• [DESCRIPTION OF THE TASK] Read through the records below and copy each line that uses the word "right".

╭─ THE RECORDS

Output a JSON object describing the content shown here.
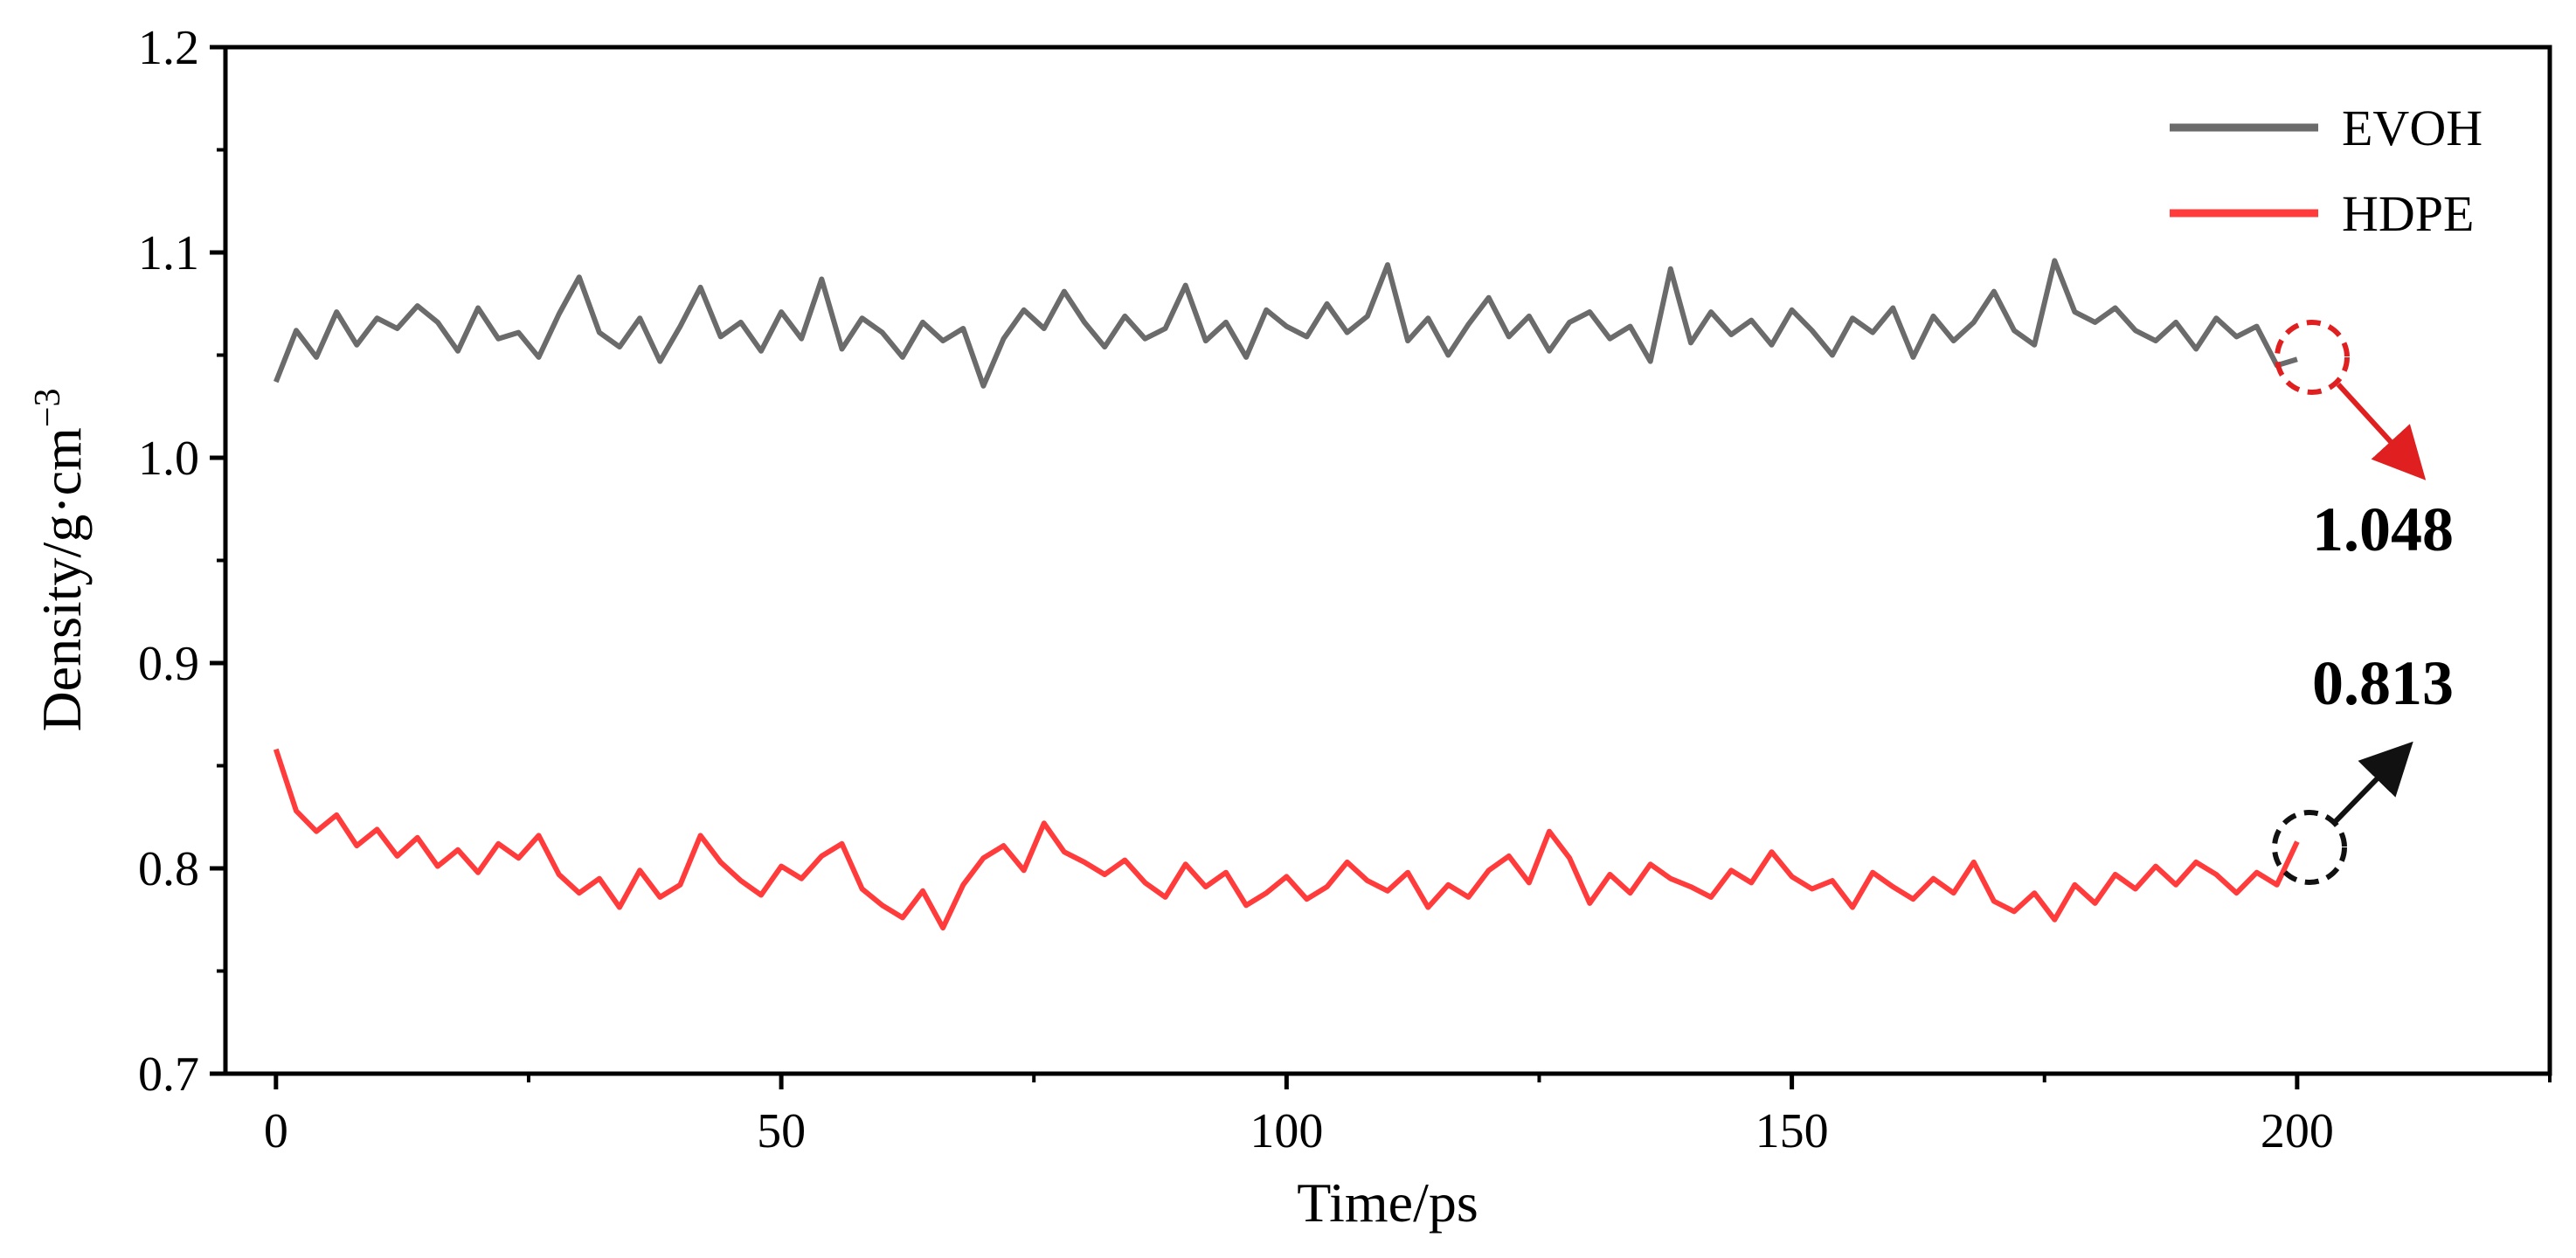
{
  "chart_data": {
    "type": "line",
    "title": "",
    "xlabel": "Time/ps",
    "ylabel_main": "Density/g·cm",
    "ylabel_sup": "−3",
    "xlim": [
      -5,
      225
    ],
    "ylim": [
      0.7,
      1.2
    ],
    "x_ticks": [
      "0",
      "50",
      "100",
      "150",
      "200"
    ],
    "y_ticks": [
      "0.7",
      "0.8",
      "0.9",
      "1.0",
      "1.1",
      "1.2"
    ],
    "grid": false,
    "legend": "top-right",
    "series": [
      {
        "name": "EVOH",
        "color": "#6b6b6b",
        "x": [
          0,
          2,
          4,
          6,
          8,
          10,
          12,
          14,
          16,
          18,
          20,
          22,
          24,
          26,
          28,
          30,
          32,
          34,
          36,
          38,
          40,
          42,
          44,
          46,
          48,
          50,
          52,
          54,
          56,
          58,
          60,
          62,
          64,
          66,
          68,
          70,
          72,
          74,
          76,
          78,
          80,
          82,
          84,
          86,
          88,
          90,
          92,
          94,
          96,
          98,
          100,
          102,
          104,
          106,
          108,
          110,
          112,
          114,
          116,
          118,
          120,
          122,
          124,
          126,
          128,
          130,
          132,
          134,
          136,
          138,
          140,
          142,
          144,
          146,
          148,
          150,
          152,
          154,
          156,
          158,
          160,
          162,
          164,
          166,
          168,
          170,
          172,
          174,
          176,
          178,
          180,
          182,
          184,
          186,
          188,
          190,
          192,
          194,
          196,
          198,
          200
        ],
        "y": [
          1.037,
          1.062,
          1.049,
          1.071,
          1.055,
          1.068,
          1.063,
          1.074,
          1.066,
          1.052,
          1.073,
          1.058,
          1.061,
          1.049,
          1.07,
          1.088,
          1.061,
          1.054,
          1.068,
          1.047,
          1.064,
          1.083,
          1.059,
          1.066,
          1.052,
          1.071,
          1.058,
          1.087,
          1.053,
          1.068,
          1.061,
          1.049,
          1.066,
          1.057,
          1.063,
          1.035,
          1.058,
          1.072,
          1.063,
          1.081,
          1.066,
          1.054,
          1.069,
          1.058,
          1.063,
          1.084,
          1.057,
          1.066,
          1.049,
          1.072,
          1.064,
          1.059,
          1.075,
          1.061,
          1.069,
          1.094,
          1.057,
          1.068,
          1.05,
          1.065,
          1.078,
          1.059,
          1.069,
          1.052,
          1.066,
          1.071,
          1.058,
          1.064,
          1.047,
          1.092,
          1.056,
          1.071,
          1.06,
          1.067,
          1.055,
          1.072,
          1.062,
          1.05,
          1.068,
          1.061,
          1.073,
          1.049,
          1.069,
          1.057,
          1.066,
          1.081,
          1.062,
          1.055,
          1.096,
          1.071,
          1.066,
          1.073,
          1.062,
          1.057,
          1.066,
          1.053,
          1.068,
          1.059,
          1.064,
          1.045,
          1.048
        ]
      },
      {
        "name": "HDPE",
        "color": "#ff3b3b",
        "x": [
          0,
          2,
          4,
          6,
          8,
          10,
          12,
          14,
          16,
          18,
          20,
          22,
          24,
          26,
          28,
          30,
          32,
          34,
          36,
          38,
          40,
          42,
          44,
          46,
          48,
          50,
          52,
          54,
          56,
          58,
          60,
          62,
          64,
          66,
          68,
          70,
          72,
          74,
          76,
          78,
          80,
          82,
          84,
          86,
          88,
          90,
          92,
          94,
          96,
          98,
          100,
          102,
          104,
          106,
          108,
          110,
          112,
          114,
          116,
          118,
          120,
          122,
          124,
          126,
          128,
          130,
          132,
          134,
          136,
          138,
          140,
          142,
          144,
          146,
          148,
          150,
          152,
          154,
          156,
          158,
          160,
          162,
          164,
          166,
          168,
          170,
          172,
          174,
          176,
          178,
          180,
          182,
          184,
          186,
          188,
          190,
          192,
          194,
          196,
          198,
          200
        ],
        "y": [
          0.858,
          0.828,
          0.818,
          0.826,
          0.811,
          0.819,
          0.806,
          0.815,
          0.801,
          0.809,
          0.798,
          0.812,
          0.805,
          0.816,
          0.797,
          0.788,
          0.795,
          0.781,
          0.799,
          0.786,
          0.792,
          0.816,
          0.803,
          0.794,
          0.787,
          0.801,
          0.795,
          0.806,
          0.812,
          0.79,
          0.782,
          0.776,
          0.789,
          0.771,
          0.792,
          0.805,
          0.811,
          0.799,
          0.822,
          0.808,
          0.803,
          0.797,
          0.804,
          0.793,
          0.786,
          0.802,
          0.791,
          0.798,
          0.782,
          0.788,
          0.796,
          0.785,
          0.791,
          0.803,
          0.794,
          0.789,
          0.798,
          0.781,
          0.792,
          0.786,
          0.799,
          0.806,
          0.793,
          0.818,
          0.805,
          0.783,
          0.797,
          0.788,
          0.802,
          0.795,
          0.791,
          0.786,
          0.799,
          0.793,
          0.808,
          0.796,
          0.79,
          0.794,
          0.781,
          0.798,
          0.791,
          0.785,
          0.795,
          0.788,
          0.803,
          0.784,
          0.779,
          0.788,
          0.775,
          0.792,
          0.783,
          0.797,
          0.79,
          0.801,
          0.792,
          0.803,
          0.797,
          0.788,
          0.798,
          0.792,
          0.813
        ]
      }
    ],
    "annotations": [
      {
        "label": "1.048",
        "series": "EVOH",
        "at": [
          201,
          1.048
        ],
        "circle_color": "#e02020",
        "arrow": "down-right"
      },
      {
        "label": "0.813",
        "series": "HDPE",
        "at": [
          201,
          0.811
        ],
        "circle_color": "#111111",
        "arrow": "up-right"
      }
    ]
  }
}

╰─

• [FULL SOLUTION]
    "legend": "top-right",
        "arrow": "down-right"
        "arrow": "up-right"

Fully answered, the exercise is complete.